Final Report Abstract

This project focused on two human coronaviruses, OC43 and HKU1, which use modified sialic acids as entry receptors. These viruses, although causing mild diseases, share a common dependence on such sialoglycans for infection, making them a model for studying cross-species transmission of glycan-dependent viruses and long-term adaptation to the human host. We revealed that HKU1 uses a dual-receptor strategy: The virus first binds to sialoglycans, which then triggers a conformational change in its spike (S) protein, exposing a binding site for a secondary protein receptor. This sequential, dual-receptor mechanism has not been observed in any coronavirus before and priming of entry may also offer a means of immune escape. HKU1 shows a strong preference for α2,8-linked sialoglycans, which we identified as part of specific gangliosides in human nasal epithelial cells. This selective binding is a determinant of viral tropism and essential for the virus’s attachment and entry into host cells. Over time, OC43 has adapted to the human respiratory tract by progressively losing affinity for sialoglycans. This adaptation mirrors the loss of the hemagglutinin-esterase (HE) lectin domain, highlighting the co-evolution of coronaviral proteins to balance attachment and motility. Understanding how coronaviruses like OC43 and HKU1 adapt to human hosts and utilize specific receptors for infection is crucial to build up pandemic preparedness and can inform the design of novel vaccines and antiviral drugs.

Publications

• Sialoglycan binding triggers spike opening in a human coronavirus. Nature, 624(7990), 201-206.
  Pronker, Matti F.; Creutznacher, Robert; Drulyte, Ieva; Hulswit, Ruben J. G.; Li, Zeshi; van Kuppeveld, Frank J. M.; Snijder, Joost; Lang, Yifei; Bosch, Berend-Jan; Boons, Geert-Jan; Frank, Martin; de Groot, Raoul J. & Hurdiss, Daniel L.

SOURCE INFORMATION>
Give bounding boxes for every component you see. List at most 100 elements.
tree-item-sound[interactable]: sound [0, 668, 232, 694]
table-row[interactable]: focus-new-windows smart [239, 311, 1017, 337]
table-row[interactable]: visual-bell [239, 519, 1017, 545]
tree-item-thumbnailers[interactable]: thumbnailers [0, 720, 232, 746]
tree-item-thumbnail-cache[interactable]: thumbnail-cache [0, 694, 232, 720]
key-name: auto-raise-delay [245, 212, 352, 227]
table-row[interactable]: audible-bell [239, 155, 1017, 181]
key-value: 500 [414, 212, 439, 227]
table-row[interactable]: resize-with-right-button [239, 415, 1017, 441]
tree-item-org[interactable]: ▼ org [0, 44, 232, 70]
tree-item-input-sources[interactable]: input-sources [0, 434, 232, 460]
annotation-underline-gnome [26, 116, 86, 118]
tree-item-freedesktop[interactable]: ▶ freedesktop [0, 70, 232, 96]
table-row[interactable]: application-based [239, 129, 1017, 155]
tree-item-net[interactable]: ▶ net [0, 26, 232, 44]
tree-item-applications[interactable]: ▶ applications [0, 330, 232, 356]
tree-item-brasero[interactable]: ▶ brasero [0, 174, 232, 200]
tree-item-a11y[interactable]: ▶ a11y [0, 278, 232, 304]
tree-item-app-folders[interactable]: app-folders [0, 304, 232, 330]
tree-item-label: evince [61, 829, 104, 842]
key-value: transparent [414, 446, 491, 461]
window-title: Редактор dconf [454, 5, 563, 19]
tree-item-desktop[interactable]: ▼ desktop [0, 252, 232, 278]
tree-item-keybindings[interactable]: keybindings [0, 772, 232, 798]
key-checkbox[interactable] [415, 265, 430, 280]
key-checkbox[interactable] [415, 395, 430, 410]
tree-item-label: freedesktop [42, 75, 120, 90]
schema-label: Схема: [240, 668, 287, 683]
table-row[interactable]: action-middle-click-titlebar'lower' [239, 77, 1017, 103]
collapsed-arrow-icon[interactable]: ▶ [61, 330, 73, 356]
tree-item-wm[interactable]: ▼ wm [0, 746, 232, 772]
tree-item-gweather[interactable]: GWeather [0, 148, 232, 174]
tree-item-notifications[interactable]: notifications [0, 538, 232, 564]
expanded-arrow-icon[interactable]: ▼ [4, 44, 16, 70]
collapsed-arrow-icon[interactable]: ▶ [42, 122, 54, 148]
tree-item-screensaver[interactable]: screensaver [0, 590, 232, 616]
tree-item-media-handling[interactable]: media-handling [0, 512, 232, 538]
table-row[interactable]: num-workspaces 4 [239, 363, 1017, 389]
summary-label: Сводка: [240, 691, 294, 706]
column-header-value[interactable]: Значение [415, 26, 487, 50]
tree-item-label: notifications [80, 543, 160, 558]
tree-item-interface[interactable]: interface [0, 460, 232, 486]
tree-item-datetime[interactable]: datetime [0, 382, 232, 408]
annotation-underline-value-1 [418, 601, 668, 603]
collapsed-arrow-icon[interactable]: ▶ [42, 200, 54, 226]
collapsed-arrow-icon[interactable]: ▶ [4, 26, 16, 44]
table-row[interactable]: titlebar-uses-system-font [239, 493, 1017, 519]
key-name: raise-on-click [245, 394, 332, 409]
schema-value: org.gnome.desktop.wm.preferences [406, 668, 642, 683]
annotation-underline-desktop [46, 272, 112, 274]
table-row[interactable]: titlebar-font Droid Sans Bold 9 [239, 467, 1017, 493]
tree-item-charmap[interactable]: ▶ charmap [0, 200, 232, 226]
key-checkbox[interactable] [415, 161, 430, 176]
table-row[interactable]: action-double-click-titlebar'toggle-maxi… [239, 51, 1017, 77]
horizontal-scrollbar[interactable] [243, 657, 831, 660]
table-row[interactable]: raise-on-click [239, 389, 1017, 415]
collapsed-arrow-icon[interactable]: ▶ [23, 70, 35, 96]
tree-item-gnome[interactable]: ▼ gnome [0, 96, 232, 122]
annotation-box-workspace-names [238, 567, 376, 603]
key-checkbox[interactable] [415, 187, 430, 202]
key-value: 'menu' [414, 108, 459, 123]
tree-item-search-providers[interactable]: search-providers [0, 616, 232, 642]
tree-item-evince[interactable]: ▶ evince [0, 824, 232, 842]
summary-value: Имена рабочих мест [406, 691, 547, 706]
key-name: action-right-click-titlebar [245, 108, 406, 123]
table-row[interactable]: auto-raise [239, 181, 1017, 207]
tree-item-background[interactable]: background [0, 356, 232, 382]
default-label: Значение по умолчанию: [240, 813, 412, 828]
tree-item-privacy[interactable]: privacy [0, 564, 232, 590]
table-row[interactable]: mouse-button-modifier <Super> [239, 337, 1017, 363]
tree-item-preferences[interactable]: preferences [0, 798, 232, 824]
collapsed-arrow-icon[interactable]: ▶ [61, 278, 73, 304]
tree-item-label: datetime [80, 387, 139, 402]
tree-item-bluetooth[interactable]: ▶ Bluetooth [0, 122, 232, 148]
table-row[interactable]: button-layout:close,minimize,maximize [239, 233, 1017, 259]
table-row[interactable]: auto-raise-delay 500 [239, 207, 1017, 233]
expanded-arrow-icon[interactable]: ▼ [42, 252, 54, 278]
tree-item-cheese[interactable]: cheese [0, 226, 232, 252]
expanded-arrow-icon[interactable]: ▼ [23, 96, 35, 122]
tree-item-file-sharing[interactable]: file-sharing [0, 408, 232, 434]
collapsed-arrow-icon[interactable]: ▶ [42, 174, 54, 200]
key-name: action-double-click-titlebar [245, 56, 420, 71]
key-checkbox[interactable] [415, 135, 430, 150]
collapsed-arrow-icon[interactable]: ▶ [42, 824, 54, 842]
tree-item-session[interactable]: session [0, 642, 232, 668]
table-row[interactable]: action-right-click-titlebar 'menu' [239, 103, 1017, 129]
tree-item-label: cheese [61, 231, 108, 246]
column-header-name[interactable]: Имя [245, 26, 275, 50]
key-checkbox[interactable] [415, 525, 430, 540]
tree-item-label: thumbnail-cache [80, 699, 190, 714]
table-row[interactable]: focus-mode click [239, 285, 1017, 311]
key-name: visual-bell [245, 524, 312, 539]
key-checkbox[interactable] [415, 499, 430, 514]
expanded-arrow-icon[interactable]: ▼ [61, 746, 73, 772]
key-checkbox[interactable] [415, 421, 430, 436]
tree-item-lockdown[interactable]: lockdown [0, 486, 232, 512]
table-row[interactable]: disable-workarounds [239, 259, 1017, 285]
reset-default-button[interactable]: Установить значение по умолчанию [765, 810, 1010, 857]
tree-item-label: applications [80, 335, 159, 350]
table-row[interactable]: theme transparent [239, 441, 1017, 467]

TASK DIRECTIONS>
Quote the coronavirus project abstract word for word, everything from "Publications" down to "Hurdiss, Daniel L.". Rely only on the text for what follows.

ANSWER BELOW>
Publications

• Sialoglycan binding triggers spike opening in a human coronavirus. Nature, 624(7990), 201-206.
  Pronker, Matti F.; Creutznacher, Robert; Drulyte, Ieva; Hulswit, Ruben J. G.; Li, Zeshi; van Kuppeveld, Frank J. M.; Snijder, Joost; Lang, Yifei; Bosch, Berend-Jan; Boons, Geert-Jan; Frank, Martin; de Groot, Raoul J. & Hurdiss, Daniel L.